She was readmitted after 24 hours with right iliac fossa pain. Appendicitis was excluded by the surgical team with the advice to continue antibiotics and analgesia. An abdominal and pelvic ultrasound was suggestive of the presence of right broad ligament haematoma of 8 cm x 6 cm. She was treated conservatively for 3 days with no obvious improvement with right renal angle tenderness.
In view of deterioration and spikes of temperature, the decision was made for CT guided drainage of the collected fluid which was sent for culture and sensitivity. The laboratory suggested that the aspirated fluid is urine. CT abdomen and pelvis with contrast revealed retroperitoneal urinoma secondary to right ureteric damage 4 cm below the pelviureteric junction. A RJJ stent was performed during cystoscopy.
Two month later the patient had cystoscopy and removal of the ureteric stent. An intravenous urography 2 weeks later confirmed an intact ureter.
Non traumatic or spontaneous ureteral rupture in pregnancy and labour is a rare occurrence and has been previously described in the literature and is usually seen at the fornix and upper ureter [1]. The pathogenic pathway underlying non traumatic disruption of the urinary collecting system is an increased intraluminal pressure [2].

- [EXCERPTED RECORDS]
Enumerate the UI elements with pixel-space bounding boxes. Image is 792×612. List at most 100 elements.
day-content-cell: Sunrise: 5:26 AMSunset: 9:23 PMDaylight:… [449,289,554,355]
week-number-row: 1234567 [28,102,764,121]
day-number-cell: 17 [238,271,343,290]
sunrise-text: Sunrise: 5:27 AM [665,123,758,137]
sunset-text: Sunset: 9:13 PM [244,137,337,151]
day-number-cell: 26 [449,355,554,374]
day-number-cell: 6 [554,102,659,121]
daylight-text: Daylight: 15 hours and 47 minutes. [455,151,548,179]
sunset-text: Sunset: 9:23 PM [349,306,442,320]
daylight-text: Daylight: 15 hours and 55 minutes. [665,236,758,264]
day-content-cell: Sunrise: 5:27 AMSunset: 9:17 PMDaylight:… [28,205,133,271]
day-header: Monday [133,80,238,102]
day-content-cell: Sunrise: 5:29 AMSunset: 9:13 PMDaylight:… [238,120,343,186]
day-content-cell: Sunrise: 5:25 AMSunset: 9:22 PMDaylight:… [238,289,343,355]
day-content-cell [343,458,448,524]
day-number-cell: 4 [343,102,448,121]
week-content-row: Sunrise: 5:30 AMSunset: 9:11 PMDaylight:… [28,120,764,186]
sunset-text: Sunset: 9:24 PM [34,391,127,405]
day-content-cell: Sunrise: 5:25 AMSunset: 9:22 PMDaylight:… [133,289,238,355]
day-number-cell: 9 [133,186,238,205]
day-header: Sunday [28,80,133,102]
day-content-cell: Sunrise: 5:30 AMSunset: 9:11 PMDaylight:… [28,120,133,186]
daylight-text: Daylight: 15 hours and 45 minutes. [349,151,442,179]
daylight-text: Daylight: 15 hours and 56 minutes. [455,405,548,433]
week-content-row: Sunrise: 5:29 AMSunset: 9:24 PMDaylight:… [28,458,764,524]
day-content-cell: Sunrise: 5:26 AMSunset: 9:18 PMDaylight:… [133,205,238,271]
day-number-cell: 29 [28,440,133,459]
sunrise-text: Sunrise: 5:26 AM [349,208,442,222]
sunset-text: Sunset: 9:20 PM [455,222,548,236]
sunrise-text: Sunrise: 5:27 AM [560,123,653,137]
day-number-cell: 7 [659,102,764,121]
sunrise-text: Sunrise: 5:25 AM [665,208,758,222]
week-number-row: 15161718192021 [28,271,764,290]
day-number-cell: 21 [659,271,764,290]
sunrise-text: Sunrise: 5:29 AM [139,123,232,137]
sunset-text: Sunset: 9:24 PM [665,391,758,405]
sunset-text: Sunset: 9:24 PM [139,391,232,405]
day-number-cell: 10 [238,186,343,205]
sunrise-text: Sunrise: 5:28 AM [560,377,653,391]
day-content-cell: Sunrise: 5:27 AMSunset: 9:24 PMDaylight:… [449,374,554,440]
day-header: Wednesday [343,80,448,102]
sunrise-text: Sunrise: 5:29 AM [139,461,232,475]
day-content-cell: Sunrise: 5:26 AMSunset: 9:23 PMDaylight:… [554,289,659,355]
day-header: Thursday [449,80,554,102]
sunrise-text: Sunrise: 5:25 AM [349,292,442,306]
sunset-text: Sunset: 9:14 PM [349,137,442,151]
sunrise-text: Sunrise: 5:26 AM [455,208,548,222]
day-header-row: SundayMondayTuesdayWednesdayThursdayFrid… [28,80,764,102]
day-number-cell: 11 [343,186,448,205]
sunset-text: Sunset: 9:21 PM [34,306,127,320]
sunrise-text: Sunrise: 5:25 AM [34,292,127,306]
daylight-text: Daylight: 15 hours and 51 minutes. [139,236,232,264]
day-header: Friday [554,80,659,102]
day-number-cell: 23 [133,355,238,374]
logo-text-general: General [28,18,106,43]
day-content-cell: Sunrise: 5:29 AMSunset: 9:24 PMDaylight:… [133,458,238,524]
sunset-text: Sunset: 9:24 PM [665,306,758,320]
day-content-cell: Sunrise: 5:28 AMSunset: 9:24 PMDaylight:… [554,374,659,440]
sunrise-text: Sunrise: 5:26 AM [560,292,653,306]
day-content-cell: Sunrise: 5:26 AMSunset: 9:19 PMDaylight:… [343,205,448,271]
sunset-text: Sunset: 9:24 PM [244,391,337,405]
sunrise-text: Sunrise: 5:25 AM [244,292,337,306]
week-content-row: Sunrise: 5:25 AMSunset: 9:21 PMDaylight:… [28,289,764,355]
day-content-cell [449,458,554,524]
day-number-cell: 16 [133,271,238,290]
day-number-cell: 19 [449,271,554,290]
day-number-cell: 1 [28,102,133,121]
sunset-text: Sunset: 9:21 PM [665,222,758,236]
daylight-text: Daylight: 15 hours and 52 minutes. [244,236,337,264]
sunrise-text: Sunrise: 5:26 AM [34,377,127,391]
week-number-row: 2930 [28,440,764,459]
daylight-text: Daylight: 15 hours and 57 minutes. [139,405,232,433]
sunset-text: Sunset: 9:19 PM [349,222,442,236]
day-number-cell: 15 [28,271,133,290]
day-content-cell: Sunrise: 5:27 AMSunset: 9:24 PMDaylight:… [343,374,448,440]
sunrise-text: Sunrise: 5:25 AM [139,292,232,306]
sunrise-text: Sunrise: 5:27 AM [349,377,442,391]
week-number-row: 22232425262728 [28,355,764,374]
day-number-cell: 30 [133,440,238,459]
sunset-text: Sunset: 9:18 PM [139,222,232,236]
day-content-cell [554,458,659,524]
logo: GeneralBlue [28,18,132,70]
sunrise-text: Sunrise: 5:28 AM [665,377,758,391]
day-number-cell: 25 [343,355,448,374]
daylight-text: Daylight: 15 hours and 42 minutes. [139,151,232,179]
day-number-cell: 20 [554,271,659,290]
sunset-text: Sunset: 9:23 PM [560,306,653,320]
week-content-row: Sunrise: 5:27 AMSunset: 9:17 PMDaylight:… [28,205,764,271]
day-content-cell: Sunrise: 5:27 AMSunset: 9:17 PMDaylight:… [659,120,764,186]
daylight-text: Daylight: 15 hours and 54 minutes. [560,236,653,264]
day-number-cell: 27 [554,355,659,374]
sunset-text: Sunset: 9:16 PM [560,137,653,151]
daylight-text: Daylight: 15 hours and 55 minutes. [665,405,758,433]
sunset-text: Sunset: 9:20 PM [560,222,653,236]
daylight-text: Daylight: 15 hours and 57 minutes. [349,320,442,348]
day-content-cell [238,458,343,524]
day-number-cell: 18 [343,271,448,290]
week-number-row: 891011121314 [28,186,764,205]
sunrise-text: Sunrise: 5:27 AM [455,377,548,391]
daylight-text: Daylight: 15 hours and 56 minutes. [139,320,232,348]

- [PROMPT 1] In the case report on ureteral injury, why was the decision made to drain the collected fluid under CT guidance?
- [PROMPT 2] Take the case report on ureteral injury further, starting after its last sentence.
The records have no connection to the case report on ureteral injury.

- [EXERCISE OUTPUT 1] The patient had been treated conservatively for 3 days with no obvious improvement. Because her condition deteriorated and she had spikes of temperature, CT guided drainage of the collected fluid was chosen.

- [EXERCISE OUTPUT 2]
In pregnancy, urinary ductal system dilatation or hydronephrosis is common occurrence and seen approximately in 80% of cases, mostly in the right side [3]. However in our patient, she has not any renal scan all through pregnancy and it is difficult to know that there was an element of hydronephrosis during pregnancy.
The likelihood of an avulsive force injuring the ureter is unlikely as it is expected to be the lower part of the ureter and associated with extended vaginal tear reaching the fornix which is not the case in our patient. We hypothesize that the increased intraluminal pressure resulting from physiologic hydronephrosis of pregnancy in addition to rapid changes in intraabdominal pressure while pushing might have resulted in the ureteral rupture.
The contrast enhanced CT scan is the preferred imaging study for renal trauma, to demonstrate the relationship between the urinoma and the urogenital tract and the fascial planes [4].
If urinoma is left untreated can lead to serious complications like perinephric abscess, urinary granuloma, retroperitoneal fibrosis, paralytic ileus, systemic sepsis, electrolyte imbalance and ureteric stenosis [5].
Rupture of the collecting system is best managed with drainage either by percutaneous nephrostomy or ureteric stenting, as in our case. The symptoms will usually resolve within days and the system will heal uneventfully.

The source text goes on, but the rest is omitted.